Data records
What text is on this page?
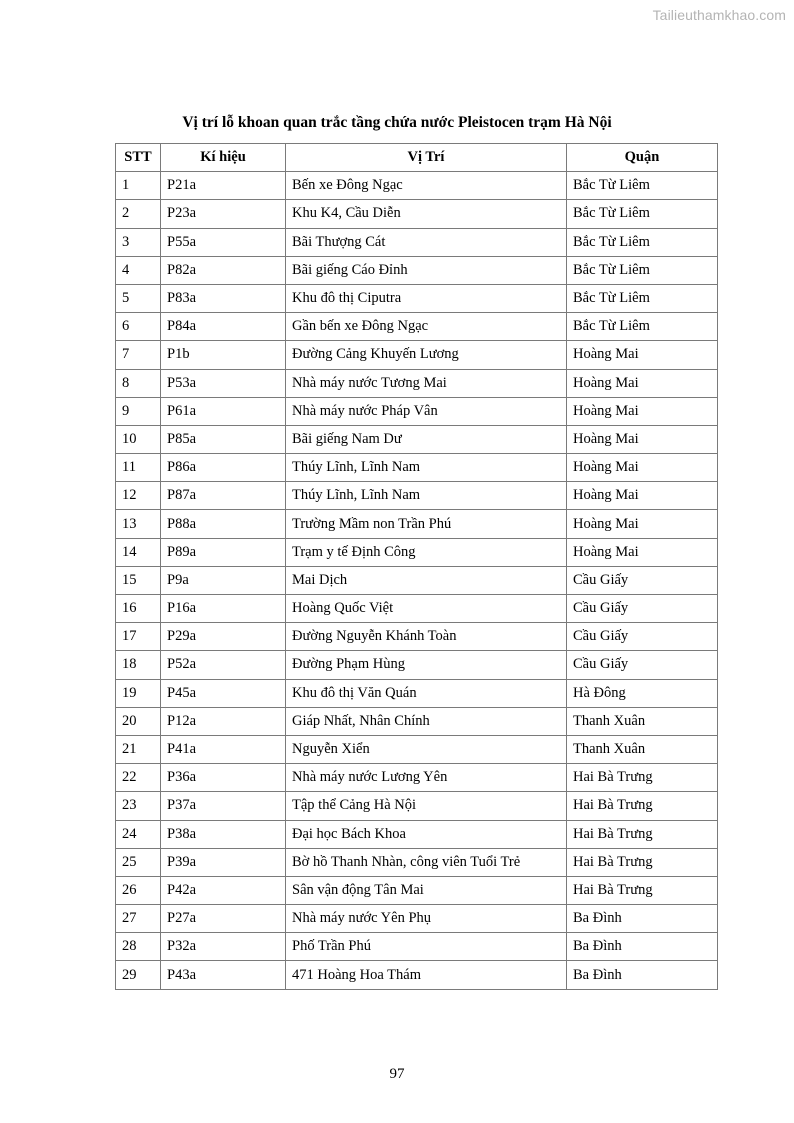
Tailieuthamkhao.com
Vị trí lỗ khoan quan trắc tầng chứa nước Pleistocen trạm Hà Nội
STT	Kí hiệu	Vị Trí	Quận
1	P21a	Bến xe Đông Ngạc	Bắc Từ Liêm
2	P23a	Khu K4, Cầu Diễn	Bắc Từ Liêm
3	P55a	Bãi Thượng Cát	Bắc Từ Liêm
4	P82a	Bãi giếng Cáo Đỉnh	Bắc Từ Liêm
5	P83a	Khu đô thị Ciputra	Bắc Từ Liêm
6	P84a	Gần bến xe Đông Ngạc	Bắc Từ Liêm
7	P1b	Đường Cảng Khuyến Lương	Hoàng Mai
8	P53a	Nhà máy nước Tương Mai	Hoàng Mai
9	P61a	Nhà máy nước Pháp Vân	Hoàng Mai
10	P85a	Bãi giếng Nam Dư	Hoàng Mai
11	P86a	Thúy Lĩnh, Lĩnh Nam	Hoàng Mai
12	P87a	Thúy Lĩnh, Lĩnh Nam	Hoàng Mai
13	P88a	Trường Mầm non Trần Phú	Hoàng Mai
14	P89a	Trạm y tế Định Công	Hoàng Mai
15	P9a	Mai Dịch	Cầu Giấy
16	P16a	Hoàng Quốc Việt	Cầu Giấy
17	P29a	Đường Nguyễn Khánh Toàn	Cầu Giấy
18	P52a	Đường Phạm Hùng	Cầu Giấy
19	P45a	Khu đô thị Văn Quán	Hà Đông
20	P12a	Giáp Nhất, Nhân Chính	Thanh Xuân
21	P41a	Nguyễn Xiển	Thanh Xuân
22	P36a	Nhà máy nước Lương Yên	Hai Bà Trưng
23	P37a	Tập thể Cảng Hà Nội	Hai Bà Trưng
24	P38a	Đại học Bách Khoa	Hai Bà Trưng
25	P39a	Bờ hồ Thanh Nhàn, công viên Tuổi Trẻ	Hai Bà Trưng
26	P42a	Sân vận động Tân Mai	Hai Bà Trưng
27	P27a	Nhà máy nước Yên Phụ	Ba Đình
28	P32a	Phố Trần Phú	Ba Đình
29	P43a	471 Hoàng Hoa Thám	Ba Đình
97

◆ Goal:
Go through the records. Copy each line where "Lĩnh" appears.

◆ Completed exercise:
11	P86a	Thúy Lĩnh, Lĩnh Nam	Hoàng Mai
12	P87a	Thúy Lĩnh, Lĩnh Nam	Hoàng Mai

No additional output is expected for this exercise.